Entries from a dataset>

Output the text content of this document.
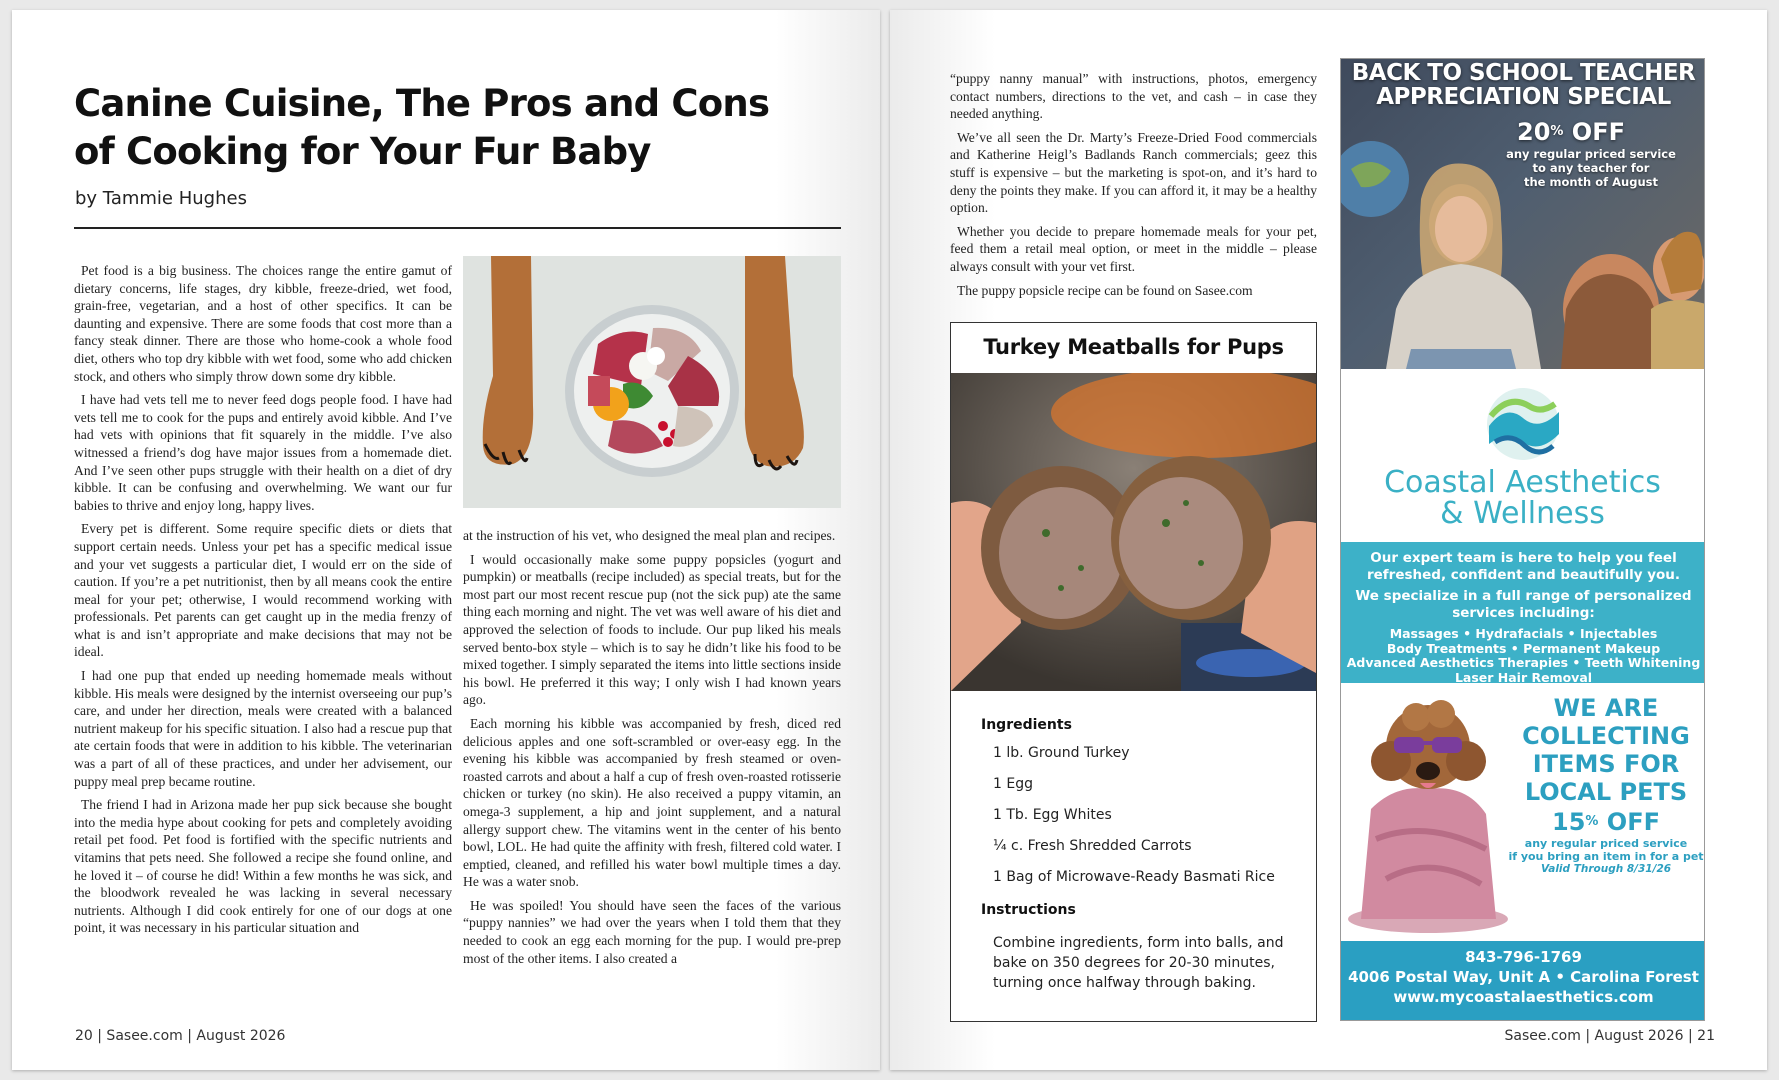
Canine Cuisine, The Pros and Cons
of Cooking for Your Fur Baby
by Tammie Hughes

Pet food is a big business. The choices range the entire gamut of dietary concerns, life stages, dry kibble, freeze-dried, wet food, grain-free, vegetarian, and a host of other specifics. It can be daunting and expensive. There are some foods that cost more than a fancy steak dinner. There are those who home-cook a whole food diet, others who top dry kibble with wet food, some who add chicken stock, and others who simply throw down some dry kibble.

I have had vets tell me to never feed dogs people food. I have had vets tell me to cook for the pups and entirely avoid kibble. And I’ve had vets with opinions that fit squarely in the middle. I’ve also witnessed a friend’s dog have major issues from a homemade diet. And I’ve seen other pups struggle with their health on a diet of dry kibble. It can be confusing and overwhelming. We want our fur babies to thrive and enjoy long, happy lives.

Every pet is different. Some require specific diets or diets that support certain needs. Unless your pet has a specific medical issue and your vet suggests a particular diet, I would err on the side of caution. If you’re a pet nutritionist, then by all means cook the entire meal for your pet; otherwise, I would recommend working with professionals. Pet parents can get caught up in the media frenzy of what is and isn’t appropriate and make decisions that may not be ideal.

I had one pup that ended up needing homemade meals without kibble. His meals were designed by the internist overseeing our pup’s care, and under her direction, meals were created with a balanced nutrient makeup for his specific situation. I also had a rescue pup that ate certain foods that were in addition to his kibble. The veterinarian was a part of all of these practices, and under her advisement, our puppy meal prep became routine.

The friend I had in Arizona made her pup sick because she bought into the media hype about cooking for pets and completely avoiding retail pet food. Pet food is fortified with the specific nutrients and vitamins that pets need. She followed a recipe she found online, and he loved it – of course he did! Within a few months he was sick, and the bloodwork revealed he was lacking in several necessary nutrients. Although I did cook entirely for one of our dogs at one point, it was necessary in his particular situation and

at the instruction of his vet, who designed the meal plan and recipes.

I would occasionally make some puppy popsicles (yogurt and pumpkin) or meatballs (recipe included) as special treats, but for the most part our most recent rescue pup (not the sick pup) ate the same thing each morning and night. The vet was well aware of his diet and approved the selection of foods to include. Our pup liked his meals served bento-box style – which is to say he didn’t like his food to be mixed together. I simply separated the items into little sections inside his bowl. He preferred it this way; I only wish I had known years ago.

Each morning his kibble was accompanied by fresh, diced red delicious apples and one soft-scrambled or over-easy egg. In the evening his kibble was accompanied by fresh steamed or oven-roasted carrots and about a half a cup of fresh oven-roasted rotisserie chicken or turkey (no skin). He also received a puppy vitamin, an omega-3 supplement, a hip and joint supplement, and a natural allergy support chew. The vitamins went in the center of his bento bowl, LOL. He had quite the affinity with fresh, filtered cold water. I emptied, cleaned, and refilled his water bowl multiple times a day. He was a water snob.

He was spoiled! You should have seen the faces of the various “puppy nannies” we had over the years when I told them that they needed to cook an egg each morning for the pup. I would pre-prep most of the other items. I also created a

20 | Sasee.com | August 2026

“puppy nanny manual” with instructions, photos, emergency contact numbers, directions to the vet, and cash – in case they needed anything.

We’ve all seen the Dr. Marty’s Freeze-Dried Food commercials and Katherine Heigl’s Badlands Ranch commercials; geez this stuff is expensive – but the marketing is spot-on, and it’s hard to deny the points they make. If you can afford it, it may be a healthy option.

Whether you decide to prepare homemade meals for your pet, feed them a retail meal option, or meet in the middle – please always consult with your vet first.

The puppy popsicle recipe can be found on Sasee.com

Turkey Meatballs for Pups
Ingredients
1 lb. Ground Turkey
1 Egg
1 Tb. Egg Whites
¼ c. Fresh Shredded Carrots
1 Bag of Microwave-Ready Basmati Rice
Instructions
Combine ingredients, form into balls, and bake on 350 degrees for 20-30 minutes, turning once halfway through baking.
BACK TO SCHOOL TEACHER
APPRECIATION SPECIAL
20% OFF
any regular priced service
to any teacher for
the month of August
Coastal Aesthetics
& Wellness
Our expert team is here to help you feel
refreshed, confident and beautifully you.
We specialize in a full range of personalized
services including:
Massages • Hydrafacials • Injectables
Body Treatments • Permanent Makeup
Advanced Aesthetics Therapies • Teeth Whitening
Laser Hair Removal
WE ARE
COLLECTING
ITEMS FOR
LOCAL PETS
15% OFF
any regular priced service
if you bring an item in for a pet
Valid Through 8/31/26
843-796-1769
4006 Postal Way, Unit A • Carolina Forest
www.mycoastalaesthetics.com
Sasee.com | August 2026 | 21
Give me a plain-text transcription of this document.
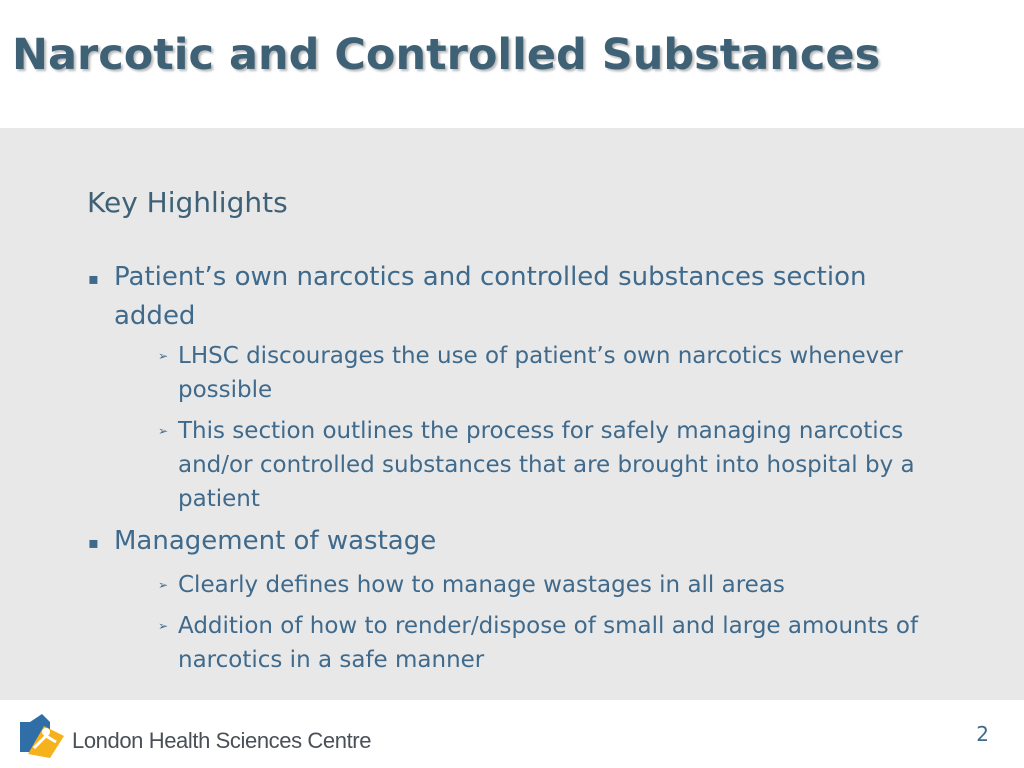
Narcotic and Controlled Substances
Key Highlights
▪ Patient’s own narcotics and controlled substances section added
➢ LHSC discourages the use of patient’s own narcotics whenever possible
➢ This section outlines the process for safely managing narcotics and/or controlled substances that are brought into hospital by a patient
▪ Management of wastage
➢ Clearly defines how to manage wastages in all areas
➢ Addition of how to render/dispose of small and large amounts of narcotics in a safe manner
London Health Sciences Centre	2
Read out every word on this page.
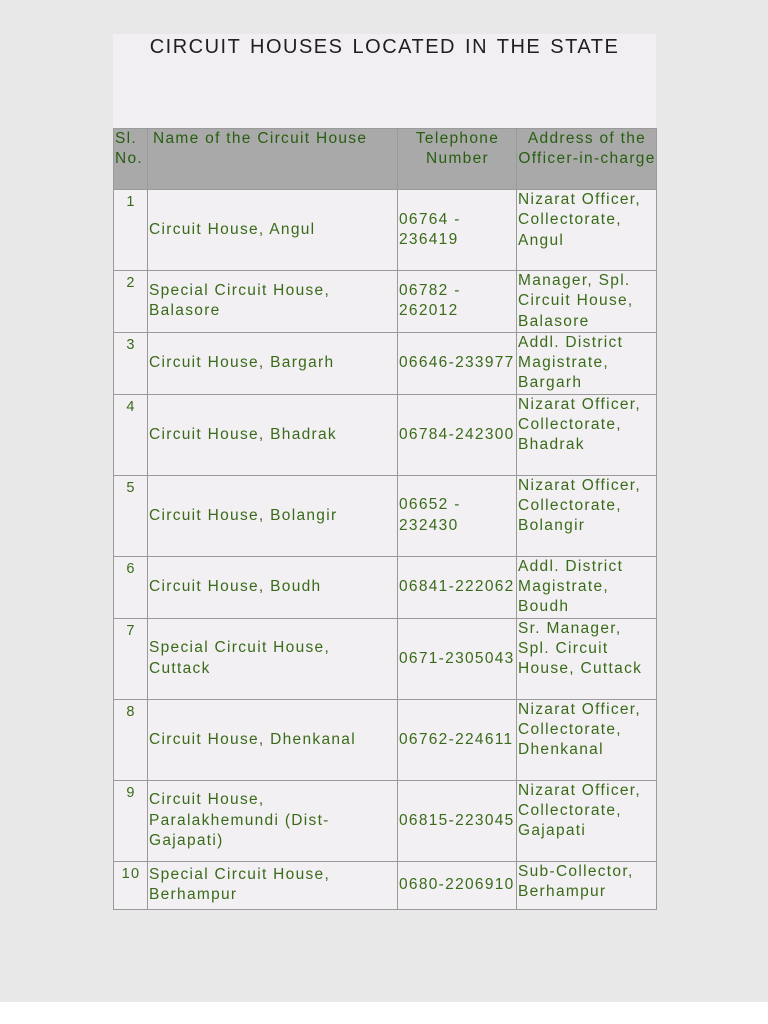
CIRCUIT HOUSES LOCATED IN THE STATE
Sl. No.	Name of the Circuit House	Telephone Number	Address of the Officer-in-charge
1	Circuit House, Angul	06764 - 236419	Nizarat Officer, Collectorate, Angul
2	Special Circuit House, Balasore	06782 - 262012	Manager, Spl. Circuit House, Balasore
3	Circuit House, Bargarh	06646-233977	Addl. District Magistrate, Bargarh
4	Circuit House, Bhadrak	06784-242300	Nizarat Officer, Collectorate, Bhadrak
5	Circuit House, Bolangir	06652 - 232430	Nizarat Officer, Collectorate, Bolangir
6	Circuit House, Boudh	06841-222062	Addl. District Magistrate, Boudh
7	Special Circuit House, Cuttack	0671-2305043	Sr. Manager, Spl. Circuit House, Cuttack
8	Circuit House, Dhenkanal	06762-224611	Nizarat Officer, Collectorate, Dhenkanal
9	Circuit House, Paralakhemundi (Dist-Gajapati)	06815-223045	Nizarat Officer, Collectorate, Gajapati
10	Special Circuit House, Berhampur	0680-2206910	Sub-Collector, Berhampur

Stated goal>
Extract every line above containing the word "narcotics".

Exercise output>
▪ Patient’s own narcotics and controlled substances section added
➢ LHSC discourages the use of patient’s own narcotics whenever possible
➢ This section outlines the process for safely managing narcotics and/or controlled substances that are brought into hospital by a patient
➢ Addition of how to render/dispose of small and large amounts of narcotics in a safe manner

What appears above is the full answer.